**YANG HARUS DIKERJAKAN:**
[1] Sebutkan semua contoh hasil karya wirausaha yang berbeda dan dipandang baru menurut kutipan tentang kewirausahaan.
[2] Menurut kutipan tentang kewirausahaan, seberapa sering Toyota Motor menghasilkan produk mobil baru?
[3] Tulis ulang bagian kutipan tentang kewirausahaan dari "(5) Berorientasi ke" sampai "mencari suatu peluang.", dan tukar "peluang" dengan "kesempatan".

**KUTIPAN TEKS:**
================

Diatas dikemukakan, bahwa pengambil risiko berkaitan dengan kepercayaan diri sendiri. Artinya, semakin besar keyakinan seseorang pada kemampuan sendiri, maka semakin besar keyakinan orang tersebut akan kesanggupan untuk mempengaruhi hasil dan keputusan, dan semakin besar pula kesediaan seseorang untuk mencoba apa yang menurut orang lain sebagai risiko (Meredith, 1996: 39). Jadi, pengambil risiko lebih menyukai tantangan dan peluang. Oleh sebab itu, pengambil risiko ditemukan pada orang-orang yang inovatif dan kreatif yang merupakan bagian terpenting dari perilaku kewirausahaan.

(4) Kepemimpinan
Seoranmg wirausaha yang berhasil selalu memiliki sifat kepemimpinan, kepeloporan, keteladanan. Ia selalu ingin tampil berbeda, lebih dulu, lebih menonjol. Dengan menggunakan kemampuan kreativitas dan keinovasiannya, ia selalu menampilkan barang dan jasa-jasa yang dihasilkannya dengan lebih cepat, lebih dulu dan segera berada dipasar. Ia selalu menampilkan produk dan jasa-jasa baru dan berbeda sehingga ia menjadi pelopor baik dalam proses produksi maupun pemasarannya. Ia selalu memanfaatkan perbedaan sebagai suatu yang menambah nilai. Karena itu, perbedaan bagi seseorang yang memiliki jiwa kewirausahaan merupakan sumber pembaharuan untuk menciptakan nilai. Ia selalu ingin bergaul untuk mencari peluang, terbuka untuk menerima kritik dan saran yang kemudian dijadikan peluang. Dalam karya dan karsanya, wirausaha selalu ingin tampil baru dan berbeda. Karya dan karsa yang berbeda akan dipandang sebagai sesuatu yang baru dan dijadikan peluang. Banyak hasil karya wirausaha berbeda dan dipandang baru, seperti komputer, mobil, minuman, dan produk makanan lainnya. Contoh sederhana adalah mobil produk Toyota Motor yang hampir setahun sekali menghasilkan produk mobil baru. Disebut produk mobil kijang baru karena tampilannya, interiornya, bentuk dan asesorisnya berbeda dengan yang sudah ada. Karena berbeda itulah, maka disebut baru. Akibatnya, nilai jual kijang baru lebih mahal daripada kijang produk lama. Inilah nilai tambah yang ciptakan oleh wirausaha yang memiliki kepeloporan.

(5) Berorientasi ke Masa Depan
Orang yang berorientasi kemasa depan adalah orang yang memiliki perspektif dan pandangan kemasa depan. Karena ia memiliki pandangan yang jauh kemasa depan, maka selalu berusaha untuk berkarsa dan berkarya. Kuncinya pada kemampuan untuk menciptakan sesuatu yang baru dan berbeda dengan yang sudah ada sekarang. Meskipun dengan risiko yang mungkin terjadi, ia tetap untuk mencari peluang dan tantangan demi pembaharuan masa depan. Pandangan yang jauh kedepan, membuat wirausaha tidak cepat puas dengan karsa dan karya yang sudah ada sekarang. Oleh sebab itu, ia selalu mempersiapkannya dengan mencari suatu peluang.

================

**ISIAN DATA:**
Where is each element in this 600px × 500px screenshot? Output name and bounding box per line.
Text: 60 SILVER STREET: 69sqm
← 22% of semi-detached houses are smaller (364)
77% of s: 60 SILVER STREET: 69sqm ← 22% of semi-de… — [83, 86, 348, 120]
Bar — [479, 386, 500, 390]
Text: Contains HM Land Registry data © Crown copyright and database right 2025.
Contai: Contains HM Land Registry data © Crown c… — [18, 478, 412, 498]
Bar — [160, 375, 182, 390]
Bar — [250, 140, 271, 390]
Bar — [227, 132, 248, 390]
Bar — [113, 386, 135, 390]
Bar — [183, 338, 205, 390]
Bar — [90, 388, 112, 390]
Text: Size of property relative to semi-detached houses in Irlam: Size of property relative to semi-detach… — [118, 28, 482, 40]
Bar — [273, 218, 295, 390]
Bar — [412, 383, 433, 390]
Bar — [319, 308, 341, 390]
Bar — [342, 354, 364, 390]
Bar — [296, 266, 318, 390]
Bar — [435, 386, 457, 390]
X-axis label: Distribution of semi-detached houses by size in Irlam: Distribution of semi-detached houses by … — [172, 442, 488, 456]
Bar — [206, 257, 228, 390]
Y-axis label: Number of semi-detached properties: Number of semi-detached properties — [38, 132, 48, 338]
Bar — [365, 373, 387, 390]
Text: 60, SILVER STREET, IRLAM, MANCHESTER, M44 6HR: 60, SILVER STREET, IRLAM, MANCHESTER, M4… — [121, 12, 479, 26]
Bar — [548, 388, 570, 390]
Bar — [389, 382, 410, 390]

================

**KUNCI JAWABAN:**
[1] komputer, mobil, minuman, dan produk makanan lainnya

[2] Hampir setahun sekali.

[3]
(5) Berorientasi ke Masa Depan
Orang yang berorientasi kemasa depan adalah orang yang memiliki perspektif dan pandangan kemasa depan. Karena ia memiliki pandangan yang jauh kemasa depan, maka selalu berusaha untuk berkarsa dan berkarya. Kuncinya pada kemampuan untuk menciptakan sesuatu yang baru dan berbeda dengan yang sudah ada sekarang. Meskipun dengan risiko yang mungkin terjadi, ia tetap untuk mencari kesempatan dan tantangan demi pembaharuan masa depan. Pandangan yang jauh kedepan, membuat wirausaha tidak cepat puas dengan karsa dan karya yang sudah ada sekarang. Oleh sebab itu, ia selalu mempersiapkannya dengan mencari suatu kesempatan.